*DATA ROWS*:
<<<<

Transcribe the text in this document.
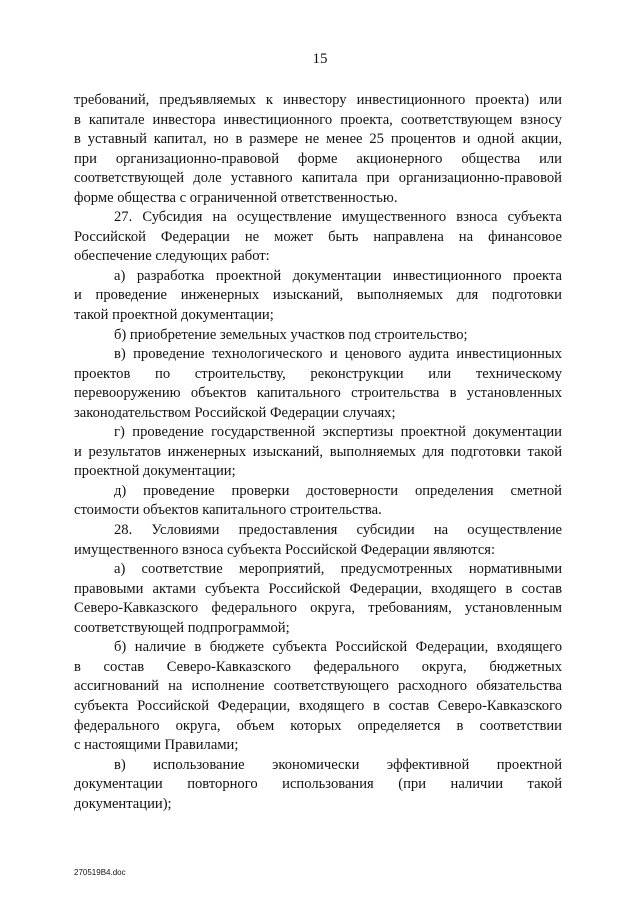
15

требований, предъявляемых к инвестору инвестиционного проекта) или
в капитале инвестора инвестиционного проекта, соответствующем взносу
в уставный капитал, но в размере не менее 25 процентов и одной акции,
при организационно-правовой форме акционерного общества или
соответствующей доле уставного капитала при организационно-правовой
форме общества с ограниченной ответственностью.

27. Субсидия на осуществление имущественного взноса субъекта
Российской Федерации не может быть направлена на финансовое
обеспечение следующих работ:

а) разработка проектной документации инвестиционного проекта
и проведение инженерных изысканий, выполняемых для подготовки
такой проектной документации;

б) приобретение земельных участков под строительство;

в) проведение технологического и ценового аудита инвестиционных
проектов по строительству, реконструкции или техническому
перевооружению объектов капитального строительства в установленных
законодательством Российской Федерации случаях;

г) проведение государственной экспертизы проектной документации
и результатов инженерных изысканий, выполняемых для подготовки такой
проектной документации;

д) проведение проверки достоверности определения сметной
стоимости объектов капитального строительства.

28. Условиями предоставления субсидии на осуществление
имущественного взноса субъекта Российской Федерации являются:

а) соответствие мероприятий, предусмотренных нормативными
правовыми актами субъекта Российской Федерации, входящего в состав
Северо-Кавказского федерального округа, требованиям, установленным
соответствующей подпрограммой;

б) наличие в бюджете субъекта Российской Федерации, входящего
в состав Северо-Кавказского федерального округа, бюджетных
ассигнований на исполнение соответствующего расходного обязательства
субъекта Российской Федерации, входящего в состав Северо-Кавказского
федерального округа, объем которых определяется в соответствии
с настоящими Правилами;

в) использование экономически эффективной проектной
документации повторного использования (при наличии такой
документации);

270519B4.doc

>>>>

*TASK DIRECTIONS*: Extract all the data above exactly, excluding every picture.

*RESPONSE FOR THIS EXERCISE*:
Transcribe the text in this document.
15

требований, предъявляемых к инвестору инвестиционного проекта) или
в капитале инвестора инвестиционного проекта, соответствующем взносу
в уставный капитал, но в размере не менее 25 процентов и одной акции,
при организационно-правовой форме акционерного общества или
соответствующей доле уставного капитала при организационно-правовой
форме общества с ограниченной ответственностью.

27. Субсидия на осуществление имущественного взноса субъекта
Российской Федерации не может быть направлена на финансовое
обеспечение следующих работ:

а) разработка проектной документации инвестиционного проекта
и проведение инженерных изысканий, выполняемых для подготовки
такой проектной документации;

б) приобретение земельных участков под строительство;

в) проведение технологического и ценового аудита инвестиционных
проектов по строительству, реконструкции или техническому
перевооружению объектов капитального строительства в установленных
законодательством Российской Федерации случаях;

г) проведение государственной экспертизы проектной документации
и результатов инженерных изысканий, выполняемых для подготовки такой
проектной документации;

д) проведение проверки достоверности определения сметной
стоимости объектов капитального строительства.

28. Условиями предоставления субсидии на осуществление
имущественного взноса субъекта Российской Федерации являются:

а) соответствие мероприятий, предусмотренных нормативными
правовыми актами субъекта Российской Федерации, входящего в состав
Северо-Кавказского федерального округа, требованиям, установленным
соответствующей подпрограммой;

б) наличие в бюджете субъекта Российской Федерации, входящего
в состав Северо-Кавказского федерального округа, бюджетных
ассигнований на исполнение соответствующего расходного обязательства
субъекта Российской Федерации, входящего в состав Северо-Кавказского
федерального округа, объем которых определяется в соответствии
с настоящими Правилами;

в) использование экономически эффективной проектной
документации повторного использования (при наличии такой
документации);

270519B4.doc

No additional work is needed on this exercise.